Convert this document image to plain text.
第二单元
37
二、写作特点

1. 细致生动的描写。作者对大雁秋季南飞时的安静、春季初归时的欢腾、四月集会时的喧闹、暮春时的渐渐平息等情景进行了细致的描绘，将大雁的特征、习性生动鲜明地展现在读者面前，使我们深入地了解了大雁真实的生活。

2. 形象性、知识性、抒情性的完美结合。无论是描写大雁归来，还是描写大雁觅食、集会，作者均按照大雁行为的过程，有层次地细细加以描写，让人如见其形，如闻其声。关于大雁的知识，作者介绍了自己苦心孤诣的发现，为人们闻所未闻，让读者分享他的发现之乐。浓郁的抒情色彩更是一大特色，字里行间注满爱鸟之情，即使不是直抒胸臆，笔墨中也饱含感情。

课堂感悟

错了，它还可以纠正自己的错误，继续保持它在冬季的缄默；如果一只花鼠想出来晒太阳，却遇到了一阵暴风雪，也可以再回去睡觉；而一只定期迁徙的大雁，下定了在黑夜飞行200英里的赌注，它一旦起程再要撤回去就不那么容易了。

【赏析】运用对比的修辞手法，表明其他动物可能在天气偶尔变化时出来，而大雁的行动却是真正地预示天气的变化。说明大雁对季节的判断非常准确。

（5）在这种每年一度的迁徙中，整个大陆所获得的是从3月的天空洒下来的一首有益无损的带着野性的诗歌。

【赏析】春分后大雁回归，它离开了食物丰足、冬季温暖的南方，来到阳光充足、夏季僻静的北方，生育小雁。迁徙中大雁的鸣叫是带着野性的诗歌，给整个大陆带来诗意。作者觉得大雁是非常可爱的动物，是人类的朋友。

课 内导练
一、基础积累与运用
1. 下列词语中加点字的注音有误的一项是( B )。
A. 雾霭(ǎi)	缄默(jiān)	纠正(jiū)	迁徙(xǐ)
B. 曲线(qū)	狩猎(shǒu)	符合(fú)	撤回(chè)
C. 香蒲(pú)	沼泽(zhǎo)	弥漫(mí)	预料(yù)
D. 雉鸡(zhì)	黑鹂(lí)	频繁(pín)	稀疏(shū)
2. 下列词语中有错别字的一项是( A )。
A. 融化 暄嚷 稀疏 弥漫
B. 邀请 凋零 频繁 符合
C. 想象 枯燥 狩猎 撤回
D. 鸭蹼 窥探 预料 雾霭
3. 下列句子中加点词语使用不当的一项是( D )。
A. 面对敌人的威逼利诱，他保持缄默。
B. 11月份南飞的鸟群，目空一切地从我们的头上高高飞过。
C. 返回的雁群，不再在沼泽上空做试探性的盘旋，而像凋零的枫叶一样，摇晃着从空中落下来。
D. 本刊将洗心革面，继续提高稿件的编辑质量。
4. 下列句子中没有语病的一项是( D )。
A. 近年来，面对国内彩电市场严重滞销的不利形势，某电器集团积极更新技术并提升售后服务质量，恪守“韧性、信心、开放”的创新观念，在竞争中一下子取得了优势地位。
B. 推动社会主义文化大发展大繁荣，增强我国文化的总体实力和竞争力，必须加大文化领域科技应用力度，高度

GOAL OF THE EXERCISE:
Please repeat all the records above exactly as they appear.

EXERCISE ANSWER:
Convert this document image to plain text.
第二单元
37
二、写作特点

1. 细致生动的描写。作者对大雁秋季南飞时的安静、春季初归时的欢腾、四月集会时的喧闹、暮春时的渐渐平息等情景进行了细致的描绘，将大雁的特征、习性生动鲜明地展现在读者面前，使我们深入地了解了大雁真实的生活。

2. 形象性、知识性、抒情性的完美结合。无论是描写大雁归来，还是描写大雁觅食、集会，作者均按照大雁行为的过程，有层次地细细加以描写，让人如见其形，如闻其声。关于大雁的知识，作者介绍了自己苦心孤诣的发现，为人们闻所未闻，让读者分享他的发现之乐。浓郁的抒情色彩更是一大特色，字里行间注满爱鸟之情，即使不是直抒胸臆，笔墨中也饱含感情。

课堂感悟

错了，它还可以纠正自己的错误，继续保持它在冬季的缄默；如果一只花鼠想出来晒太阳，却遇到了一阵暴风雪，也可以再回去睡觉；而一只定期迁徙的大雁，下定了在黑夜飞行200英里的赌注，它一旦起程再要撤回去就不那么容易了。

【赏析】运用对比的修辞手法，表明其他动物可能在天气偶尔变化时出来，而大雁的行动却是真正地预示天气的变化。说明大雁对季节的判断非常准确。

（5）在这种每年一度的迁徙中，整个大陆所获得的是从3月的天空洒下来的一首有益无损的带着野性的诗歌。

【赏析】春分后大雁回归，它离开了食物丰足、冬季温暖的南方，来到阳光充足、夏季僻静的北方，生育小雁。迁徙中大雁的鸣叫是带着野性的诗歌，给整个大陆带来诗意。作者觉得大雁是非常可爱的动物，是人类的朋友。

课 内导练
一、基础积累与运用
1. 下列词语中加点字的注音有误的一项是( B )。
A. 雾霭(ǎi)	缄默(jiān)	纠正(jiū)	迁徙(xǐ)
B. 曲线(qū)	狩猎(shǒu)	符合(fú)	撤回(chè)
C. 香蒲(pú)	沼泽(zhǎo)	弥漫(mí)	预料(yù)
D. 雉鸡(zhì)	黑鹂(lí)	频繁(pín)	稀疏(shū)
2. 下列词语中有错别字的一项是( A )。
A. 融化 暄嚷 稀疏 弥漫
B. 邀请 凋零 频繁 符合
C. 想象 枯燥 狩猎 撤回
D. 鸭蹼 窥探 预料 雾霭
3. 下列句子中加点词语使用不当的一项是( D )。
A. 面对敌人的威逼利诱，他保持缄默。
B. 11月份南飞的鸟群，目空一切地从我们的头上高高飞过。
C. 返回的雁群，不再在沼泽上空做试探性的盘旋，而像凋零的枫叶一样，摇晃着从空中落下来。
D. 本刊将洗心革面，继续提高稿件的编辑质量。
4. 下列句子中没有语病的一项是( D )。
A. 近年来，面对国内彩电市场严重滞销的不利形势，某电器集团积极更新技术并提升售后服务质量，恪守“韧性、信心、开放”的创新观念，在竞争中一下子取得了优势地位。
B. 推动社会主义文化大发展大繁荣，增强我国文化的总体实力和竞争力，必须加大文化领域科技应用力度，高度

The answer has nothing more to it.